#### Exercise aim
State the number of lines where "JSON" appears. Add nothing else.

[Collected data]
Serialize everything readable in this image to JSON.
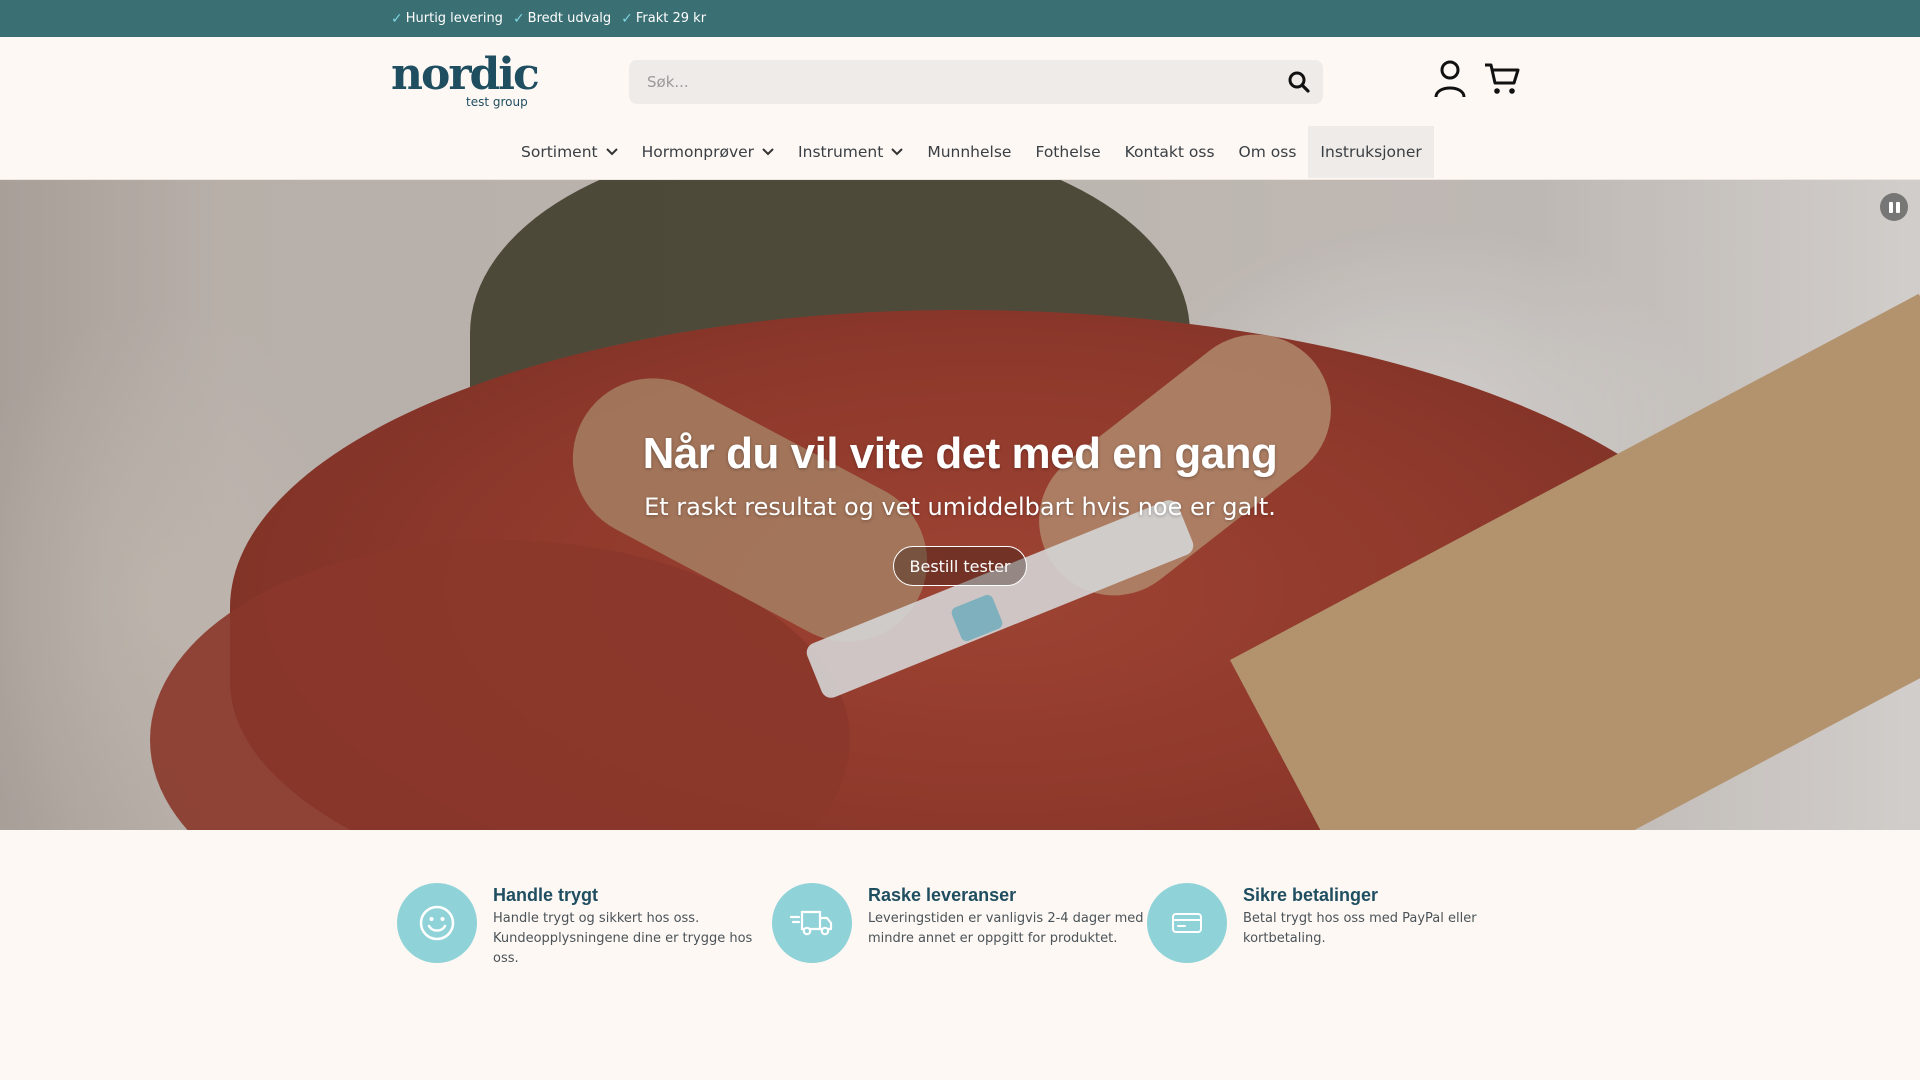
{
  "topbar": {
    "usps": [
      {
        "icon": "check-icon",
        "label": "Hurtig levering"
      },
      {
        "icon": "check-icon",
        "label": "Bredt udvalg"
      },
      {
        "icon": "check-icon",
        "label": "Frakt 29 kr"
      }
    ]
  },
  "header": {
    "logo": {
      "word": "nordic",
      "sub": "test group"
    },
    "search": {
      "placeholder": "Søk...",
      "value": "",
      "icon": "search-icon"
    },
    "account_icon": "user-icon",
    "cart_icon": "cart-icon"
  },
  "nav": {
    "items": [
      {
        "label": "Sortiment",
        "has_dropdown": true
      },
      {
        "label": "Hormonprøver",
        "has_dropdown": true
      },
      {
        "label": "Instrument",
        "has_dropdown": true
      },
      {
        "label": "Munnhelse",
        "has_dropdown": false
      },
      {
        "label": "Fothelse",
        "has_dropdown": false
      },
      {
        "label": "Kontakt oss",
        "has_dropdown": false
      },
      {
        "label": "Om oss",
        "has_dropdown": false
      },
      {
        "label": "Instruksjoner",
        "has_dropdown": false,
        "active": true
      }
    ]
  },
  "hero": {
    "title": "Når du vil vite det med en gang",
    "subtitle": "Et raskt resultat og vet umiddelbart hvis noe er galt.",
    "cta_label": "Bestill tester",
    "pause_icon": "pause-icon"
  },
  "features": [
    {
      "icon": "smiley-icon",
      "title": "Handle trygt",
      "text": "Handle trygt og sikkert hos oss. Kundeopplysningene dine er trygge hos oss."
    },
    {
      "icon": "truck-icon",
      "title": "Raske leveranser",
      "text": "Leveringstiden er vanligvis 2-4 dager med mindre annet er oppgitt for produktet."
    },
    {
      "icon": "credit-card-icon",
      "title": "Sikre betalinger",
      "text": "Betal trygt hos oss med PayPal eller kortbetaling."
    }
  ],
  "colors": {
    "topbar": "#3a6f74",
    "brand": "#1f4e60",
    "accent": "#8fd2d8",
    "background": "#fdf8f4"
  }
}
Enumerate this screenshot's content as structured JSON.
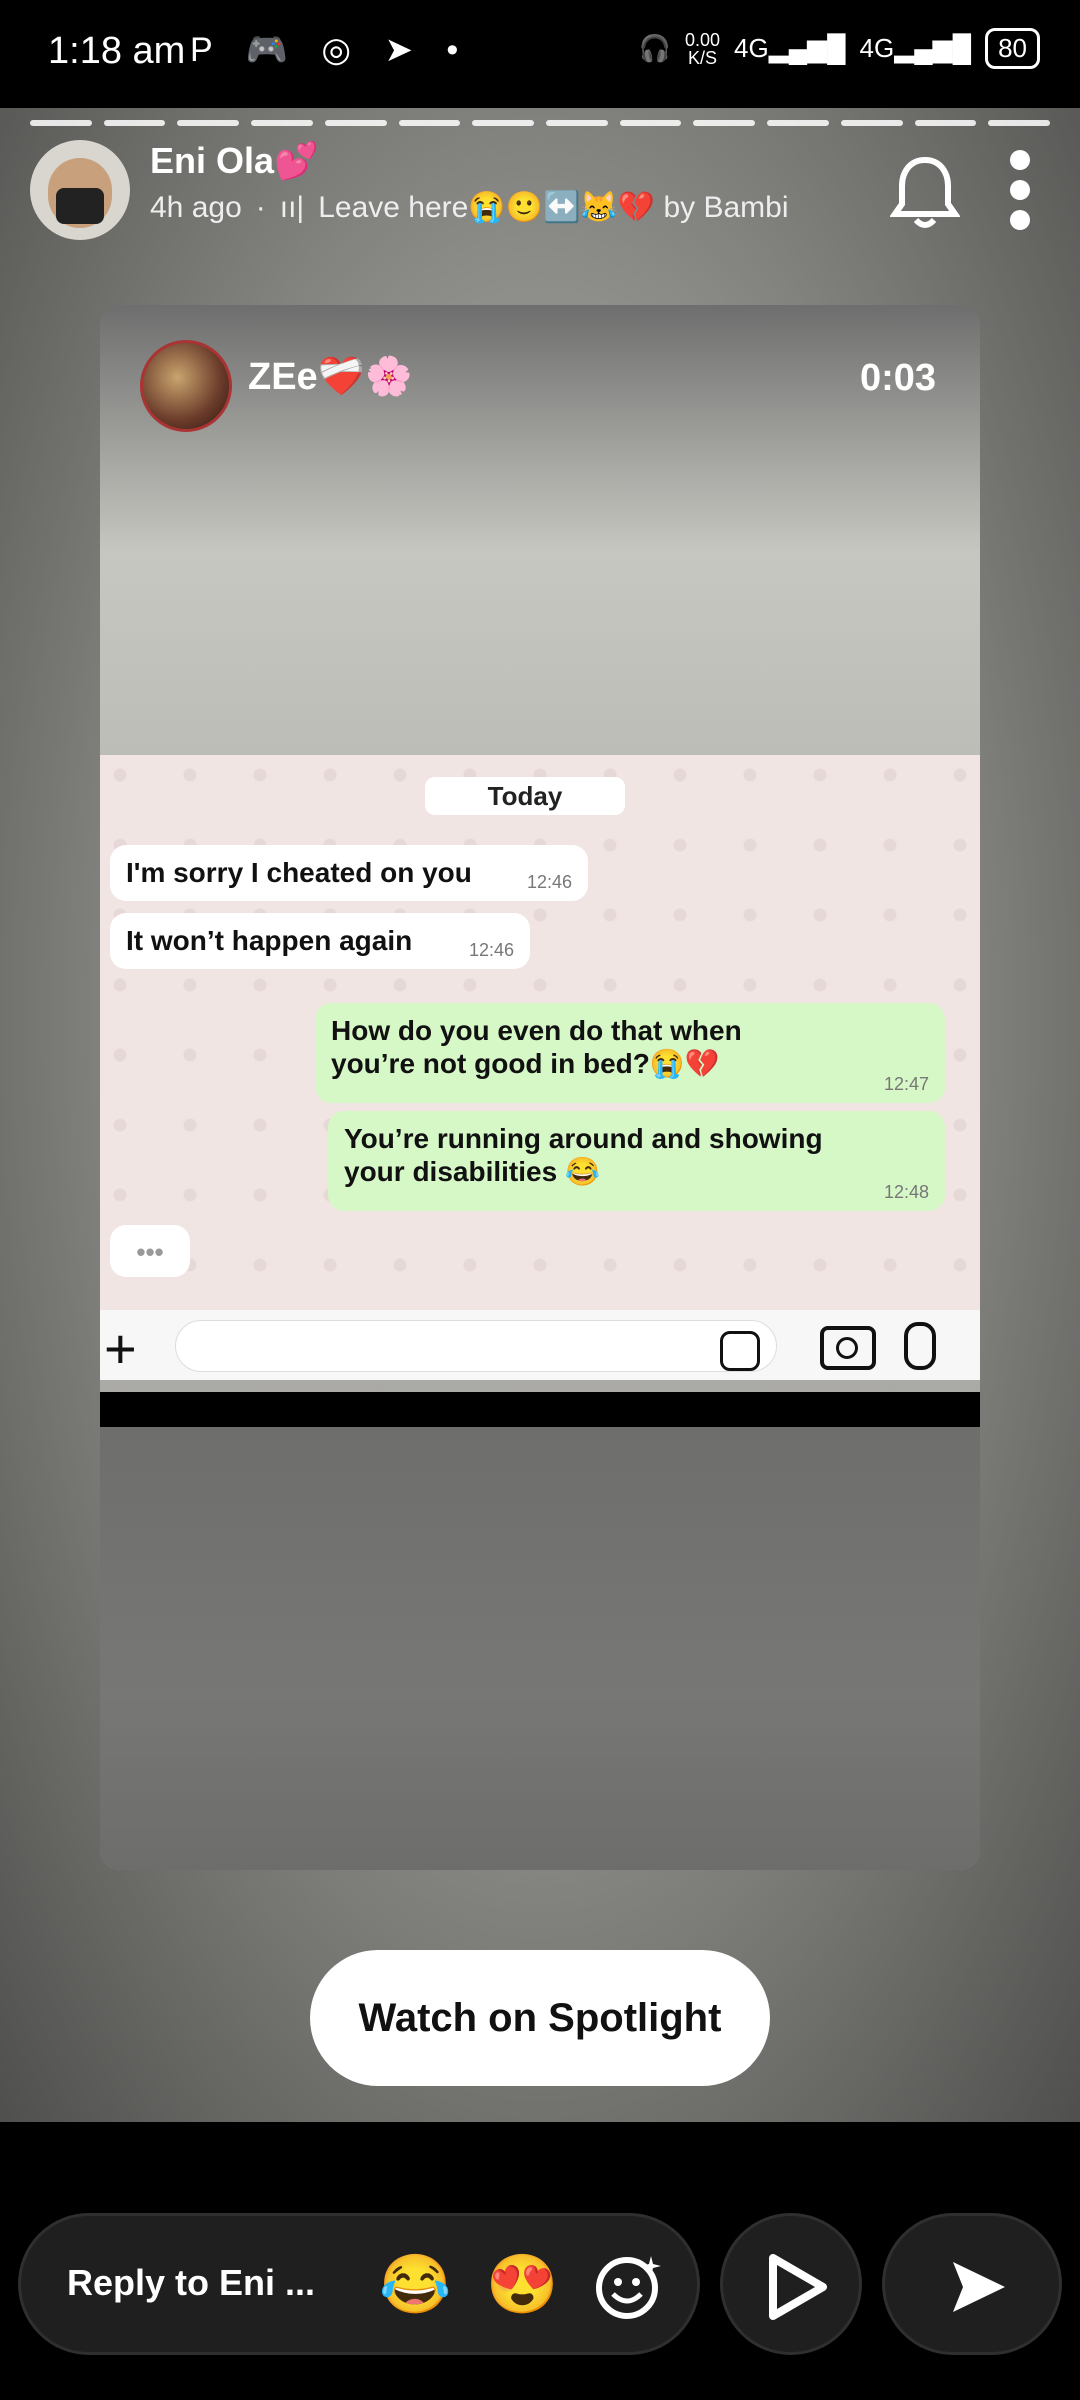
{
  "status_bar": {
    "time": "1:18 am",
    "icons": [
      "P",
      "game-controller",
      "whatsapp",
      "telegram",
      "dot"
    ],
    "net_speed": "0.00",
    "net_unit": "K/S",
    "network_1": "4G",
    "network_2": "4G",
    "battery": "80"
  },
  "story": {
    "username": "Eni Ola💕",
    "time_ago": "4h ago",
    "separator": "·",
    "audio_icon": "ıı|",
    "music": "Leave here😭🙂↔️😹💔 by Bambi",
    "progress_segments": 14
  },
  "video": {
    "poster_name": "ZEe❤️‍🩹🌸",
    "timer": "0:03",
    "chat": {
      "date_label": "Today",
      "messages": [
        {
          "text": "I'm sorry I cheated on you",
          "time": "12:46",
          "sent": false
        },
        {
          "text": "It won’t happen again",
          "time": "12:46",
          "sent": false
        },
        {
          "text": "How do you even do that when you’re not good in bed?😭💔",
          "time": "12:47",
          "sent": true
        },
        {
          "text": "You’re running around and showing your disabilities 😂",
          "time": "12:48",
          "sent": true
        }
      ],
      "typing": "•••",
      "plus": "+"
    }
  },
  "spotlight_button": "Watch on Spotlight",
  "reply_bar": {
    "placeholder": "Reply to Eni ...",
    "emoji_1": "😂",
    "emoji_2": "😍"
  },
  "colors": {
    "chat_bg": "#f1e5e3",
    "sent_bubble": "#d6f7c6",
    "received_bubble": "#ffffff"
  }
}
--
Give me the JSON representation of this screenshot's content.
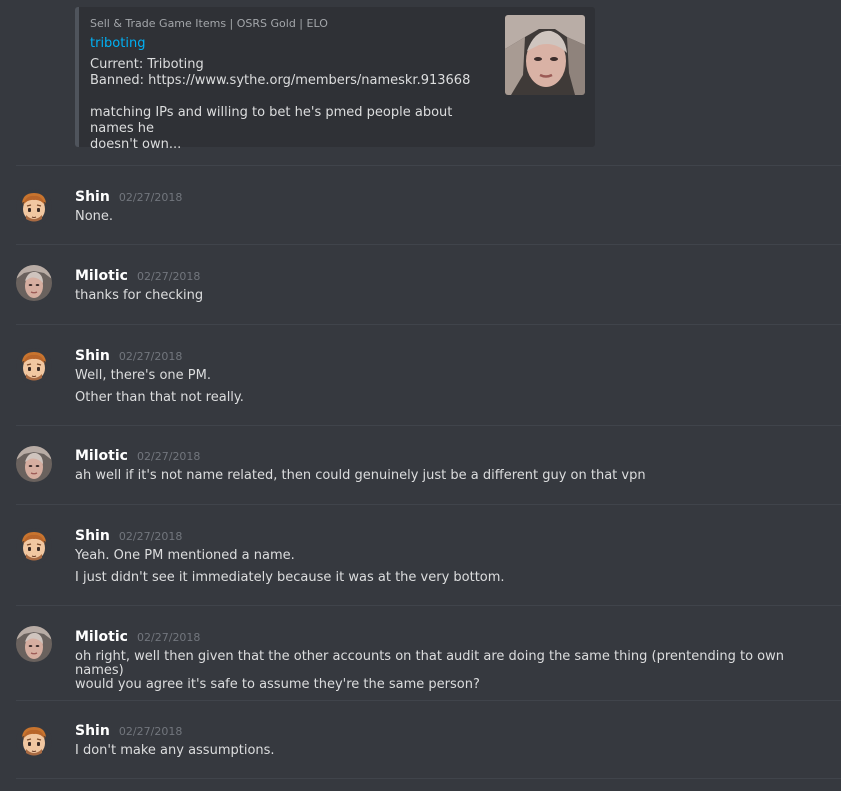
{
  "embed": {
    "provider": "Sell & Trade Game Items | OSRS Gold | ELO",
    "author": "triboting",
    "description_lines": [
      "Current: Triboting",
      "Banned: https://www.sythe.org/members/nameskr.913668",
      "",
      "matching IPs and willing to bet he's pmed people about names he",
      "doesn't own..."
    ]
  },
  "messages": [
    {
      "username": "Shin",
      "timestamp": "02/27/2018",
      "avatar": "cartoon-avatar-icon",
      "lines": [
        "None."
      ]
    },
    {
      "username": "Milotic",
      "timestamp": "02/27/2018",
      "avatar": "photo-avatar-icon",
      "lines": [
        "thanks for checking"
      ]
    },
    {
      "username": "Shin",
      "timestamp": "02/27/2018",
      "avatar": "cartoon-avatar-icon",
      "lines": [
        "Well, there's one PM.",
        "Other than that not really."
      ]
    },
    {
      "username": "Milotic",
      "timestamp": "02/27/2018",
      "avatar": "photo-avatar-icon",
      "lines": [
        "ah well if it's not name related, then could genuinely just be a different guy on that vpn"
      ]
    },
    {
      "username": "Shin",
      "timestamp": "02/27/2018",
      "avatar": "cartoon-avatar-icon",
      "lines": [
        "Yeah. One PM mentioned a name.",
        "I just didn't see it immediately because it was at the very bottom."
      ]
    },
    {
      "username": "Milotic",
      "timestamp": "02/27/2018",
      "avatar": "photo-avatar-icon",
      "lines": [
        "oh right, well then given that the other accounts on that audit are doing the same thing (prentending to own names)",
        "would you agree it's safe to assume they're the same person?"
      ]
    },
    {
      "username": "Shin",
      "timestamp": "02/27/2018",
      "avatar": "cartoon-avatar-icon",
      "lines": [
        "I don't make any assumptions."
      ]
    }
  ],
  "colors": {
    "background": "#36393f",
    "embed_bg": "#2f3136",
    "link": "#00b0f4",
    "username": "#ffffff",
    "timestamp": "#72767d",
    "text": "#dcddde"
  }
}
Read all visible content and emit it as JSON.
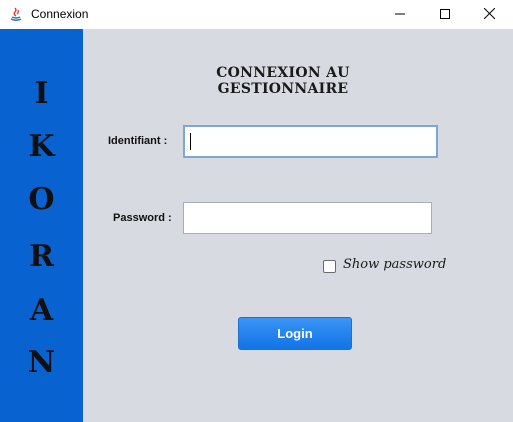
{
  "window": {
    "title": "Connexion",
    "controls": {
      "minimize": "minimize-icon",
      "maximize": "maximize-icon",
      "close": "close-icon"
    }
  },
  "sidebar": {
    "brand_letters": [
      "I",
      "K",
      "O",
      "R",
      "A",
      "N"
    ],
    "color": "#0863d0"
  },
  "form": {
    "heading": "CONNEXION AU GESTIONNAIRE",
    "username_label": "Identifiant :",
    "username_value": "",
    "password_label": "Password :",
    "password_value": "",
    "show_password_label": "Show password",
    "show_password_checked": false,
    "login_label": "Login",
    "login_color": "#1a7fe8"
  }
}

#### Full output
4